— BEGIN Exercise inputs —
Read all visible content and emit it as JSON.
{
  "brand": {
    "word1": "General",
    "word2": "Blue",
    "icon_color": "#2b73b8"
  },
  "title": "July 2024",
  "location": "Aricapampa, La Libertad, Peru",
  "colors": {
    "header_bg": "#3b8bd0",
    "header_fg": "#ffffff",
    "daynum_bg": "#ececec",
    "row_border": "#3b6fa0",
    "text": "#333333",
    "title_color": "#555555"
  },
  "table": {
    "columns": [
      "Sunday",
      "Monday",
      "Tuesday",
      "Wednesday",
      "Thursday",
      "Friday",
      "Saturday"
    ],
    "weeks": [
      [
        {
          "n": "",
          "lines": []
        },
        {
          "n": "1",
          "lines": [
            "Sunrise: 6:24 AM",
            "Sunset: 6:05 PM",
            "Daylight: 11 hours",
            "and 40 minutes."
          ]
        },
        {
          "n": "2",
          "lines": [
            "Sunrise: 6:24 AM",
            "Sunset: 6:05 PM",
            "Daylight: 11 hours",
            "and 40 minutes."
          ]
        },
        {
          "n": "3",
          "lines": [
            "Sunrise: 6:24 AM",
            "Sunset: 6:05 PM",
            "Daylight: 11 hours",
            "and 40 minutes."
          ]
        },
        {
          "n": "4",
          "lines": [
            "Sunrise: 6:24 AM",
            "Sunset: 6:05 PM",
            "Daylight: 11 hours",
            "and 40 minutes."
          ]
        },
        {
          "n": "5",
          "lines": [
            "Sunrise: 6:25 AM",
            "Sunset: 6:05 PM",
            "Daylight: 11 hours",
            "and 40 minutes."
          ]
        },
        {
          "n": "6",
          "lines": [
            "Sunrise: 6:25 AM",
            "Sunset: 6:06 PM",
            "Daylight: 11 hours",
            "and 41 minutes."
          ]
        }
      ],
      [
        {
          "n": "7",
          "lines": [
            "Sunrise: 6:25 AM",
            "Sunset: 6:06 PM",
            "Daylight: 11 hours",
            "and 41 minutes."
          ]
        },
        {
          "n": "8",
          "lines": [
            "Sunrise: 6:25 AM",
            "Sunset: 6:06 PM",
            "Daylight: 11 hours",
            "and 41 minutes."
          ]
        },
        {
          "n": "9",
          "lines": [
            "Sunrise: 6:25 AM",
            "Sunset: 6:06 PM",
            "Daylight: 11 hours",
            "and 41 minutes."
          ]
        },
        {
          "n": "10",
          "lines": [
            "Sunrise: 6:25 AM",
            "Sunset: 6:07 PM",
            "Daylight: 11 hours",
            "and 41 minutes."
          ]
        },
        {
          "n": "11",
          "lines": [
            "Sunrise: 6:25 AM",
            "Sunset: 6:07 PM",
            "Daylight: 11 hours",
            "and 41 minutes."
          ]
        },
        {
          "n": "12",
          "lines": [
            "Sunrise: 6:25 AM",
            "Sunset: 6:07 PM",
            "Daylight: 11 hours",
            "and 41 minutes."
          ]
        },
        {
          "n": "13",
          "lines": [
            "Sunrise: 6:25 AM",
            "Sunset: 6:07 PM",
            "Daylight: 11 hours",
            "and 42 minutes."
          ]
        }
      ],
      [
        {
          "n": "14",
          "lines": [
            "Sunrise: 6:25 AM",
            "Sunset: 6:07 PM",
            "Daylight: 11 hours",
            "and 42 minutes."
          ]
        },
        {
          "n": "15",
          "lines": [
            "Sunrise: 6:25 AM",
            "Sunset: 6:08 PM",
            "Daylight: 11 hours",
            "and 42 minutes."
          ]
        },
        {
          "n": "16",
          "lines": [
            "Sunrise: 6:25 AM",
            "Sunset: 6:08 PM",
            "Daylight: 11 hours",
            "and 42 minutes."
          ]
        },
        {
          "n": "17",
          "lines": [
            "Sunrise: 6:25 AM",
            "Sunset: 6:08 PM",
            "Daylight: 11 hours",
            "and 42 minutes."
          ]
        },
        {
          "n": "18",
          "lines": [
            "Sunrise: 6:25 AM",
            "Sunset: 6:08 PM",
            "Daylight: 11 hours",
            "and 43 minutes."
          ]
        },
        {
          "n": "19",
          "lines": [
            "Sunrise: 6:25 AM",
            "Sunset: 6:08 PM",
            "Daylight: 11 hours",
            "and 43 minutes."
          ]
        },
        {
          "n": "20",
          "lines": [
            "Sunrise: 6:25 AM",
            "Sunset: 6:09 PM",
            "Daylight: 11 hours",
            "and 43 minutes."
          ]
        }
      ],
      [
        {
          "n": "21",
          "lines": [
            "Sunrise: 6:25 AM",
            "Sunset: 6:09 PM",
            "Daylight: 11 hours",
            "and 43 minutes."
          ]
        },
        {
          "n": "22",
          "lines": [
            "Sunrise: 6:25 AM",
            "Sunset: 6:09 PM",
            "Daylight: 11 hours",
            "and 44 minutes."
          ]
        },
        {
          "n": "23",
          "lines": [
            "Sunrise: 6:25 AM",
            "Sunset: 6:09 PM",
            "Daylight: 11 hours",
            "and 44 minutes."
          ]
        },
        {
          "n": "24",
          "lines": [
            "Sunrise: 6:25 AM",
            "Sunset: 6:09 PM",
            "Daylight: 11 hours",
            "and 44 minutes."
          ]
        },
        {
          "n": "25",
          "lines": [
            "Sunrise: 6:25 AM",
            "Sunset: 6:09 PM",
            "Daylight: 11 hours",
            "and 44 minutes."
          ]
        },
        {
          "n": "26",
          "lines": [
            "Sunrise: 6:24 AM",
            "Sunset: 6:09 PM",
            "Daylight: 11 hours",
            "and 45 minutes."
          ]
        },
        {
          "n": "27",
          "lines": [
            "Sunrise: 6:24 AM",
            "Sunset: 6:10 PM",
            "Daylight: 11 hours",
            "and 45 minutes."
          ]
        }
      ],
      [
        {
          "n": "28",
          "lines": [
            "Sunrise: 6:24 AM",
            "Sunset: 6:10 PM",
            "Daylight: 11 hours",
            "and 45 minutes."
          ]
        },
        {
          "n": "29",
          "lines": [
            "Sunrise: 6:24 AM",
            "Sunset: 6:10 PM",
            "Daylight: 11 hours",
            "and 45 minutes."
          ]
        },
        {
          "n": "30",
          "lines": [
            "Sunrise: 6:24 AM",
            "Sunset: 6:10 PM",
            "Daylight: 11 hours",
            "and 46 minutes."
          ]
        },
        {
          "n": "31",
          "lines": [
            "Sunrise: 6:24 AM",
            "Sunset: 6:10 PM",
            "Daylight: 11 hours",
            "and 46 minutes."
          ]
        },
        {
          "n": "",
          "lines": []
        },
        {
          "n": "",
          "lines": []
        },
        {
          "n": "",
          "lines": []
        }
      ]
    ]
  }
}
— END Exercise inputs —
■ Aim of the exercise ■
Quote the listing in full, please, keeping every line exact.

■ Answer to the task ■
Read all visible content and emit it as JSON.
{
  "brand": {
    "word1": "General",
    "word2": "Blue",
    "icon_color": "#2b73b8"
  },
  "title": "July 2024",
  "location": "Aricapampa, La Libertad, Peru",
  "colors": {
    "header_bg": "#3b8bd0",
    "header_fg": "#ffffff",
    "daynum_bg": "#ececec",
    "row_border": "#3b6fa0",
    "text": "#333333",
    "title_color": "#555555"
  },
  "table": {
    "columns": [
      "Sunday",
      "Monday",
      "Tuesday",
      "Wednesday",
      "Thursday",
      "Friday",
      "Saturday"
    ],
    "weeks": [
      [
        {
          "n": "",
          "lines": []
        },
        {
          "n": "1",
          "lines": [
            "Sunrise: 6:24 AM",
            "Sunset: 6:05 PM",
            "Daylight: 11 hours",
            "and 40 minutes."
          ]
        },
        {
          "n": "2",
          "lines": [
            "Sunrise: 6:24 AM",
            "Sunset: 6:05 PM",
            "Daylight: 11 hours",
            "and 40 minutes."
          ]
        },
        {
          "n": "3",
          "lines": [
            "Sunrise: 6:24 AM",
            "Sunset: 6:05 PM",
            "Daylight: 11 hours",
            "and 40 minutes."
          ]
        },
        {
          "n": "4",
          "lines": [
            "Sunrise: 6:24 AM",
            "Sunset: 6:05 PM",
            "Daylight: 11 hours",
            "and 40 minutes."
          ]
        },
        {
          "n": "5",
          "lines": [
            "Sunrise: 6:25 AM",
            "Sunset: 6:05 PM",
            "Daylight: 11 hours",
            "and 40 minutes."
          ]
        },
        {
          "n": "6",
          "lines": [
            "Sunrise: 6:25 AM",
            "Sunset: 6:06 PM",
            "Daylight: 11 hours",
            "and 41 minutes."
          ]
        }
      ],
      [
        {
          "n": "7",
          "lines": [
            "Sunrise: 6:25 AM",
            "Sunset: 6:06 PM",
            "Daylight: 11 hours",
            "and 41 minutes."
          ]
        },
        {
          "n": "8",
          "lines": [
            "Sunrise: 6:25 AM",
            "Sunset: 6:06 PM",
            "Daylight: 11 hours",
            "and 41 minutes."
          ]
        },
        {
          "n": "9",
          "lines": [
            "Sunrise: 6:25 AM",
            "Sunset: 6:06 PM",
            "Daylight: 11 hours",
            "and 41 minutes."
          ]
        },
        {
          "n": "10",
          "lines": [
            "Sunrise: 6:25 AM",
            "Sunset: 6:07 PM",
            "Daylight: 11 hours",
            "and 41 minutes."
          ]
        },
        {
          "n": "11",
          "lines": [
            "Sunrise: 6:25 AM",
            "Sunset: 6:07 PM",
            "Daylight: 11 hours",
            "and 41 minutes."
          ]
        },
        {
          "n": "12",
          "lines": [
            "Sunrise: 6:25 AM",
            "Sunset: 6:07 PM",
            "Daylight: 11 hours",
            "and 41 minutes."
          ]
        },
        {
          "n": "13",
          "lines": [
            "Sunrise: 6:25 AM",
            "Sunset: 6:07 PM",
            "Daylight: 11 hours",
            "and 42 minutes."
          ]
        }
      ],
      [
        {
          "n": "14",
          "lines": [
            "Sunrise: 6:25 AM",
            "Sunset: 6:07 PM",
            "Daylight: 11 hours",
            "and 42 minutes."
          ]
        },
        {
          "n": "15",
          "lines": [
            "Sunrise: 6:25 AM",
            "Sunset: 6:08 PM",
            "Daylight: 11 hours",
            "and 42 minutes."
          ]
        },
        {
          "n": "16",
          "lines": [
            "Sunrise: 6:25 AM",
            "Sunset: 6:08 PM",
            "Daylight: 11 hours",
            "and 42 minutes."
          ]
        },
        {
          "n": "17",
          "lines": [
            "Sunrise: 6:25 AM",
            "Sunset: 6:08 PM",
            "Daylight: 11 hours",
            "and 42 minutes."
          ]
        },
        {
          "n": "18",
          "lines": [
            "Sunrise: 6:25 AM",
            "Sunset: 6:08 PM",
            "Daylight: 11 hours",
            "and 43 minutes."
          ]
        },
        {
          "n": "19",
          "lines": [
            "Sunrise: 6:25 AM",
            "Sunset: 6:08 PM",
            "Daylight: 11 hours",
            "and 43 minutes."
          ]
        },
        {
          "n": "20",
          "lines": [
            "Sunrise: 6:25 AM",
            "Sunset: 6:09 PM",
            "Daylight: 11 hours",
            "and 43 minutes."
          ]
        }
      ],
      [
        {
          "n": "21",
          "lines": [
            "Sunrise: 6:25 AM",
            "Sunset: 6:09 PM",
            "Daylight: 11 hours",
            "and 43 minutes."
          ]
        },
        {
          "n": "22",
          "lines": [
            "Sunrise: 6:25 AM",
            "Sunset: 6:09 PM",
            "Daylight: 11 hours",
            "and 44 minutes."
          ]
        },
        {
          "n": "23",
          "lines": [
            "Sunrise: 6:25 AM",
            "Sunset: 6:09 PM",
            "Daylight: 11 hours",
            "and 44 minutes."
          ]
        },
        {
          "n": "24",
          "lines": [
            "Sunrise: 6:25 AM",
            "Sunset: 6:09 PM",
            "Daylight: 11 hours",
            "and 44 minutes."
          ]
        },
        {
          "n": "25",
          "lines": [
            "Sunrise: 6:25 AM",
            "Sunset: 6:09 PM",
            "Daylight: 11 hours",
            "and 44 minutes."
          ]
        },
        {
          "n": "26",
          "lines": [
            "Sunrise: 6:24 AM",
            "Sunset: 6:09 PM",
            "Daylight: 11 hours",
            "and 45 minutes."
          ]
        },
        {
          "n": "27",
          "lines": [
            "Sunrise: 6:24 AM",
            "Sunset: 6:10 PM",
            "Daylight: 11 hours",
            "and 45 minutes."
          ]
        }
      ],
      [
        {
          "n": "28",
          "lines": [
            "Sunrise: 6:24 AM",
            "Sunset: 6:10 PM",
            "Daylight: 11 hours",
            "and 45 minutes."
          ]
        },
        {
          "n": "29",
          "lines": [
            "Sunrise: 6:24 AM",
            "Sunset: 6:10 PM",
            "Daylight: 11 hours",
            "and 45 minutes."
          ]
        },
        {
          "n": "30",
          "lines": [
            "Sunrise: 6:24 AM",
            "Sunset: 6:10 PM",
            "Daylight: 11 hours",
            "and 46 minutes."
          ]
        },
        {
          "n": "31",
          "lines": [
            "Sunrise: 6:24 AM",
            "Sunset: 6:10 PM",
            "Daylight: 11 hours",
            "and 46 minutes."
          ]
        },
        {
          "n": "",
          "lines": []
        },
        {
          "n": "",
          "lines": []
        },
        {
          "n": "",
          "lines": []
        }
      ]
    ]
  }
}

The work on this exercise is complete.